■ Instructions to follow: Output a single figure: the number of lines in which the word "source" appears.

■ Entries from a dataset:
|---|

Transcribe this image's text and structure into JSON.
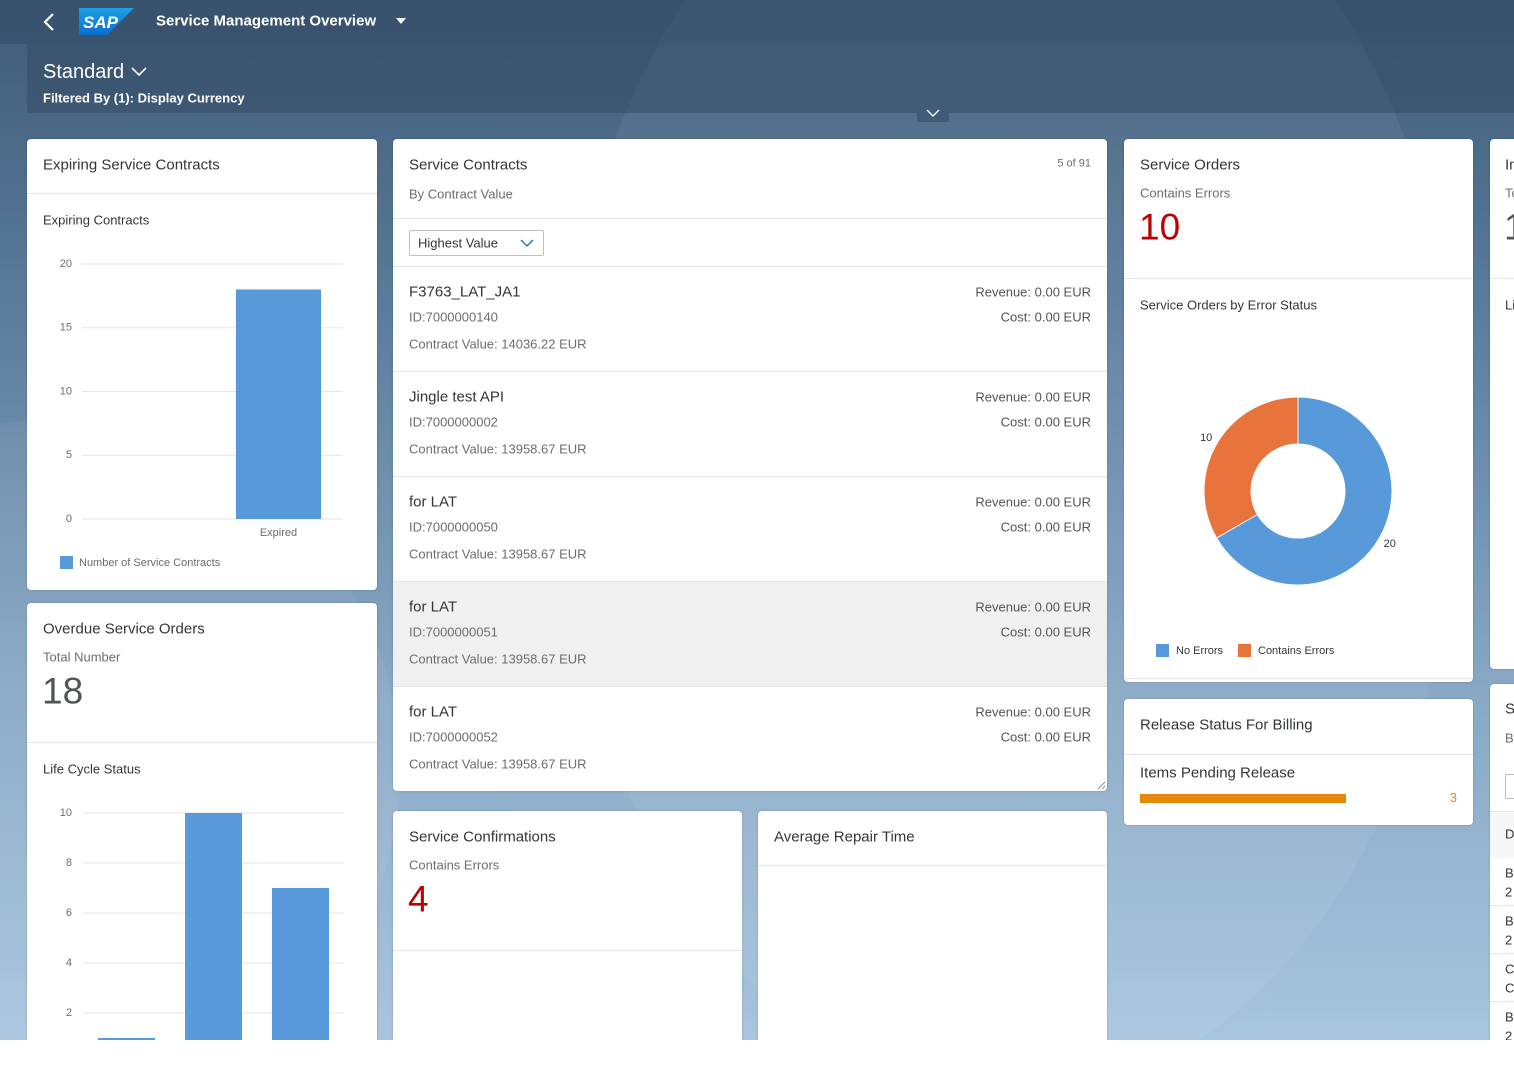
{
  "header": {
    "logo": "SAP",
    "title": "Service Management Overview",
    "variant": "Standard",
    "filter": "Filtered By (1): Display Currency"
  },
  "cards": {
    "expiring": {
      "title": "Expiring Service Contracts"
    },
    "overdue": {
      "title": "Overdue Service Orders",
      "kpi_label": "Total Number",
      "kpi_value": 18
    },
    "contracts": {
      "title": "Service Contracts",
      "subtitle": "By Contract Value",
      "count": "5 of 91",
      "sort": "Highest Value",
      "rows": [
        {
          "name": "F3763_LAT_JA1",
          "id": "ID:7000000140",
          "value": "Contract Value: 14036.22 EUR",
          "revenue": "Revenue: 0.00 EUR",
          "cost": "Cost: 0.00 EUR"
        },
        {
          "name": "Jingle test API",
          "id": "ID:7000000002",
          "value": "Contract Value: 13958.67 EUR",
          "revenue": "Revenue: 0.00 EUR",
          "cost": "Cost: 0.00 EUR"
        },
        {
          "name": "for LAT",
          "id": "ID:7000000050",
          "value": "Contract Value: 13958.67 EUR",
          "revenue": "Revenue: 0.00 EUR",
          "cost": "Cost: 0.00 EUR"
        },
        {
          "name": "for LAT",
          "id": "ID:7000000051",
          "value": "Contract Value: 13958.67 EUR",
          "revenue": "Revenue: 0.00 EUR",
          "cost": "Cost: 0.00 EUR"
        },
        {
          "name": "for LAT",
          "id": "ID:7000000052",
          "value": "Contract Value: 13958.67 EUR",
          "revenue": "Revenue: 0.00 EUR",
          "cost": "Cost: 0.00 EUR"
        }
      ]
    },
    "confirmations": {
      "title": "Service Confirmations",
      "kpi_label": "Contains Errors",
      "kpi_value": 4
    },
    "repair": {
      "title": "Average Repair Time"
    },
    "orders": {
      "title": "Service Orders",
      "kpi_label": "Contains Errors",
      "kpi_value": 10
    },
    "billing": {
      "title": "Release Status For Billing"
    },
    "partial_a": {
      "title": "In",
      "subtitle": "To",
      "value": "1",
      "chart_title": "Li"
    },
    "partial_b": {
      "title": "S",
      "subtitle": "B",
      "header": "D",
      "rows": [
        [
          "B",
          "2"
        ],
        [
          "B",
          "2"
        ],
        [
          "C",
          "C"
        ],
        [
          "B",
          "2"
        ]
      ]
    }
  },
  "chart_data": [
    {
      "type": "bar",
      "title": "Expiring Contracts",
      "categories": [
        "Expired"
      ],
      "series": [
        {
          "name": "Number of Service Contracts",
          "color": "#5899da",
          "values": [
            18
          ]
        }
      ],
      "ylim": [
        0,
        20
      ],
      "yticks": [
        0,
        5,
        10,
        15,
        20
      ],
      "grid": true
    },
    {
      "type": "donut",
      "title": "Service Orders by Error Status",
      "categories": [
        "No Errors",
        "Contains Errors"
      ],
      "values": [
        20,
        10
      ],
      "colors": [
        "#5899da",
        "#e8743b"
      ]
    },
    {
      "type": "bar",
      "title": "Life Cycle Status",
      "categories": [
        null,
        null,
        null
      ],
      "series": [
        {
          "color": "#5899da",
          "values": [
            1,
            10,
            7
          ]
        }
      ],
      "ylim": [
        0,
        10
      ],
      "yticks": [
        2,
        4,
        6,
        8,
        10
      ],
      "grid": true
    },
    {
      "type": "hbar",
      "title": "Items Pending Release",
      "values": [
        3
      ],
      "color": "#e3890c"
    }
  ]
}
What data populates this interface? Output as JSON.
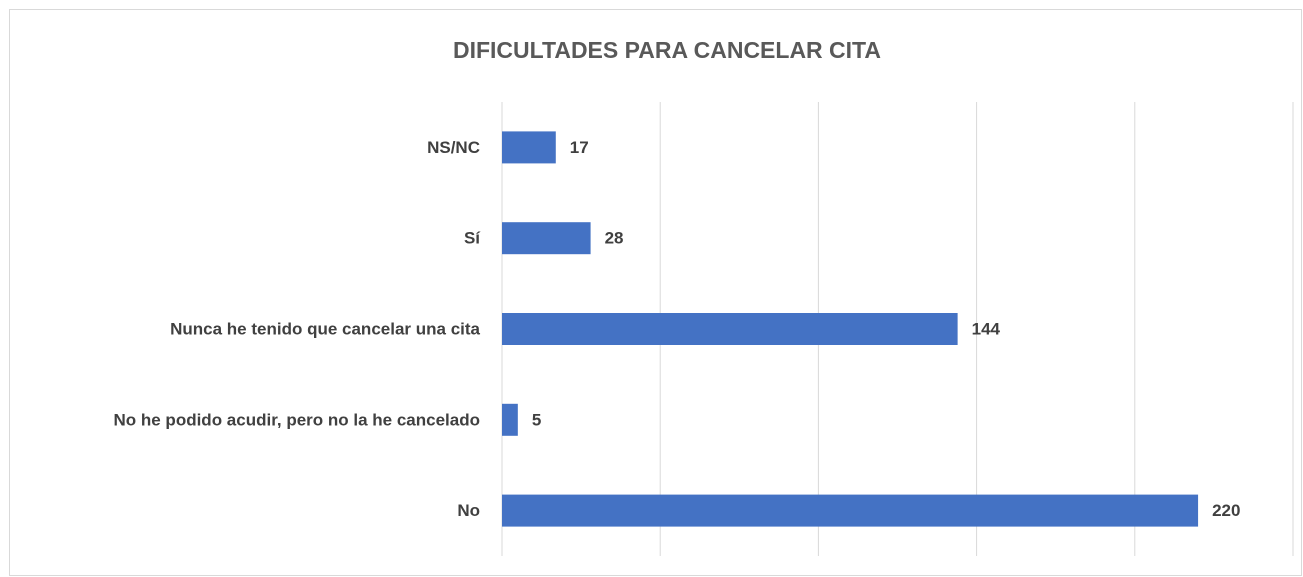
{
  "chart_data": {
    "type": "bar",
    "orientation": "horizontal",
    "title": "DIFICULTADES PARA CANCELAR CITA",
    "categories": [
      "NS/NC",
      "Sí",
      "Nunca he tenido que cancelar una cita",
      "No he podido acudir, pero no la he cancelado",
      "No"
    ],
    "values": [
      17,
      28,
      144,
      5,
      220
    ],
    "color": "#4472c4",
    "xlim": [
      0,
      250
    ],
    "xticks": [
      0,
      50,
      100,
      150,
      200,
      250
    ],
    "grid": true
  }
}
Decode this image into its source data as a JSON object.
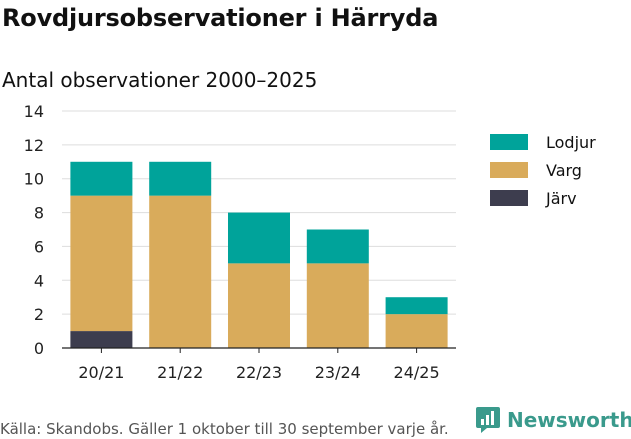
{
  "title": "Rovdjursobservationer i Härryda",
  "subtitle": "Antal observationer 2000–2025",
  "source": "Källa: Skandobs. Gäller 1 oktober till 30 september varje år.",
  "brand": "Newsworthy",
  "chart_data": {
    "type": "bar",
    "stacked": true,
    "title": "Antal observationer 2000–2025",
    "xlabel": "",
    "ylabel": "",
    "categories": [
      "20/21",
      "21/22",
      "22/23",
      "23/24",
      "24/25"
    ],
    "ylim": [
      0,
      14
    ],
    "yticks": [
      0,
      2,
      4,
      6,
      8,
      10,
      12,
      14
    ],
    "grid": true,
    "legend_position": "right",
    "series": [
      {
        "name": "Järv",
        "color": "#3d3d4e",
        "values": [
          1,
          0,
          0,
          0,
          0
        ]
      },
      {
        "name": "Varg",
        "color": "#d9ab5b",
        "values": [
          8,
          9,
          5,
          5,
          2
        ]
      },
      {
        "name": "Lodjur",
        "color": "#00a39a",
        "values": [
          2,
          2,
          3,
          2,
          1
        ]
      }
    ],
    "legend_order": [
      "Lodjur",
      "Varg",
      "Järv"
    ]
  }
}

|---|

■ Correct result: 2